● **Material provided**:
══════

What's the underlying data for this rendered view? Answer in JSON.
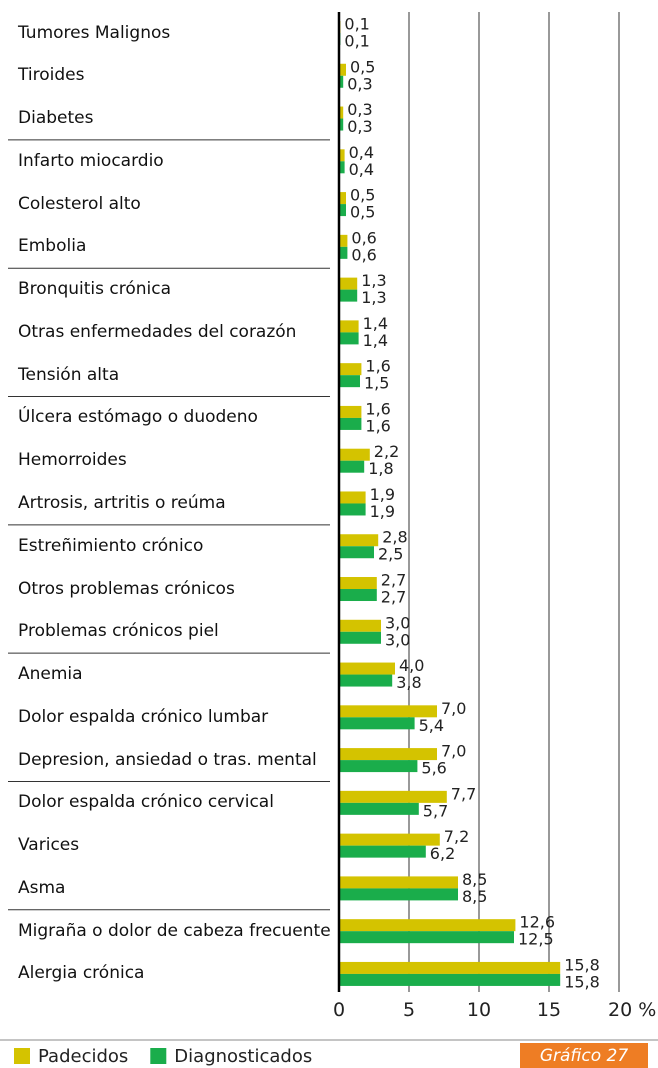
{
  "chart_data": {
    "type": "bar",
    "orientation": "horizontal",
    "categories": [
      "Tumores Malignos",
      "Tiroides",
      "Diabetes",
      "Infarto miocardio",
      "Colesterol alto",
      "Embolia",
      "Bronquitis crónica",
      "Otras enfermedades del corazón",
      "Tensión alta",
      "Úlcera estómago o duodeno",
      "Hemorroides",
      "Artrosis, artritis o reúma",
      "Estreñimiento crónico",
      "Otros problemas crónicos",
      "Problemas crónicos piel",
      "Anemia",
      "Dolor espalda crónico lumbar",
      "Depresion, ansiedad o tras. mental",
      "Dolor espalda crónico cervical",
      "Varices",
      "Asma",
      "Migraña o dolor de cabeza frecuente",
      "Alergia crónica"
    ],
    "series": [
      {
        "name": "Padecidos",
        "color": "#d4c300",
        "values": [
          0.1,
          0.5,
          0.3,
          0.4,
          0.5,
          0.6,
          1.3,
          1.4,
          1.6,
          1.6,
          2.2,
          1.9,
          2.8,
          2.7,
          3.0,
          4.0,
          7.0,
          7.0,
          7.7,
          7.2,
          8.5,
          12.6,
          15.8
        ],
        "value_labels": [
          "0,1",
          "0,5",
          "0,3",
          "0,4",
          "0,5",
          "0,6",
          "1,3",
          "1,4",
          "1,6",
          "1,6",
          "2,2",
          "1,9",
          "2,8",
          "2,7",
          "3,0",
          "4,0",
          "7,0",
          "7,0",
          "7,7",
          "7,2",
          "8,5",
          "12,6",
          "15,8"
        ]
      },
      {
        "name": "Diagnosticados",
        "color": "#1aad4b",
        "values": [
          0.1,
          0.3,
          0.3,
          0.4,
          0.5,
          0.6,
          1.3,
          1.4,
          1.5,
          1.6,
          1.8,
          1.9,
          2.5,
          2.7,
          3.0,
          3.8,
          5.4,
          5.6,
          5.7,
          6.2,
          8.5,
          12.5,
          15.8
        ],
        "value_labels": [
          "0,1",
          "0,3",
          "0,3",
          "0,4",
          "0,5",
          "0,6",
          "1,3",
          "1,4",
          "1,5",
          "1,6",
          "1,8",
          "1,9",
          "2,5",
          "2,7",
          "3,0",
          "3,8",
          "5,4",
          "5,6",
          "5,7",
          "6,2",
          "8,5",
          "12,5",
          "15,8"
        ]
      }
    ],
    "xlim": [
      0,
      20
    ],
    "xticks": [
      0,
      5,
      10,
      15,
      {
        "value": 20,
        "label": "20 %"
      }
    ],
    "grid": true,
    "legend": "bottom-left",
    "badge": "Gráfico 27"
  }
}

══════

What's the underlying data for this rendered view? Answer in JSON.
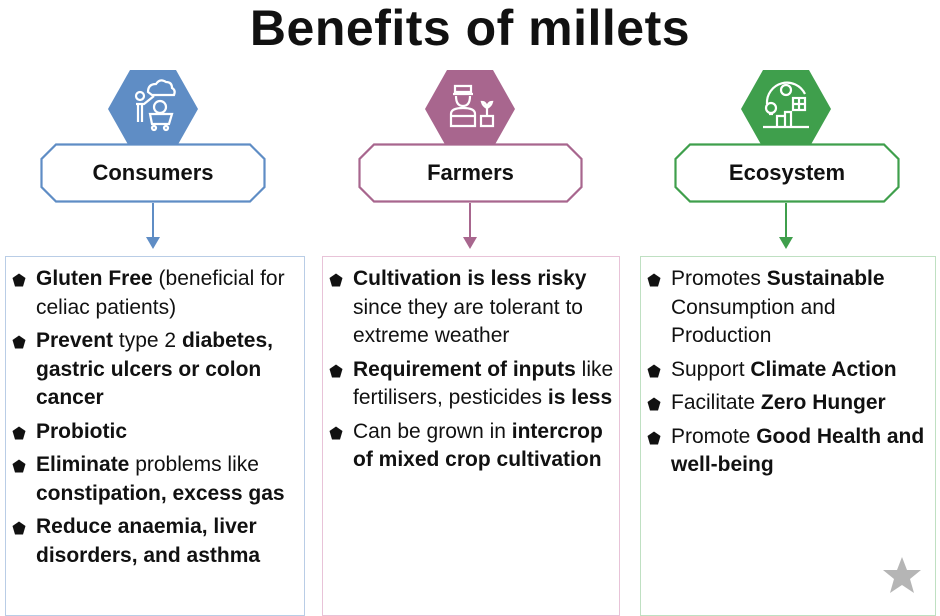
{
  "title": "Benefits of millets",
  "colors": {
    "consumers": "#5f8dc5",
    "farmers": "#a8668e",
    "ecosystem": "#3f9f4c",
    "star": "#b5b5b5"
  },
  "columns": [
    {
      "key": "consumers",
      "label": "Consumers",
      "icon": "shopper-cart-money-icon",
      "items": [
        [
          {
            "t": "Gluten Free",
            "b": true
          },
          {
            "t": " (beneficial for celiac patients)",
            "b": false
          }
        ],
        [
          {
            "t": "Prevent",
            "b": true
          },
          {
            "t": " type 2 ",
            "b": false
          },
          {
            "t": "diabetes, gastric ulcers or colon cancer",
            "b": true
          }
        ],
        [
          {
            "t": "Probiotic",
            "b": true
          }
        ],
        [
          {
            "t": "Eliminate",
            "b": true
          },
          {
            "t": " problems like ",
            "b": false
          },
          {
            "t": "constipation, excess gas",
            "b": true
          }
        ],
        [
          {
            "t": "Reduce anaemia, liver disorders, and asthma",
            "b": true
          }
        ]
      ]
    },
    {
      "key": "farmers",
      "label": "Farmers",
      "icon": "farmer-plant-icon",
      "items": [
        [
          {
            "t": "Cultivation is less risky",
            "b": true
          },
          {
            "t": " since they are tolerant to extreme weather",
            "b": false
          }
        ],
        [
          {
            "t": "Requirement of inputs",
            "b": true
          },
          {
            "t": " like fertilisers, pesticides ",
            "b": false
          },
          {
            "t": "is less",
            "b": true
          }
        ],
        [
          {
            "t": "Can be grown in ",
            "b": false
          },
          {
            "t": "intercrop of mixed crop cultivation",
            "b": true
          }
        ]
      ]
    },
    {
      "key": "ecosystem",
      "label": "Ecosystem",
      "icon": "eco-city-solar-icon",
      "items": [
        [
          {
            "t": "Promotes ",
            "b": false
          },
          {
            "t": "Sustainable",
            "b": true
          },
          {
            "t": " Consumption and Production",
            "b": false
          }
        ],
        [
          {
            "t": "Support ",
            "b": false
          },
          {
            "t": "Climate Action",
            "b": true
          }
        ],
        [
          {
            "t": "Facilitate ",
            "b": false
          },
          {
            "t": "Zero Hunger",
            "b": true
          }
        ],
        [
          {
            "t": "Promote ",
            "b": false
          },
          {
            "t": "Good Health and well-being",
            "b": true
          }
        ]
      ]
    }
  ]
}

══════

● **Work to complete**: Given the data above, which lines hold the string "crónica"? Return them.

● **Exercise result**:
      "Bronquitis crónica",
      "Alergia crónica"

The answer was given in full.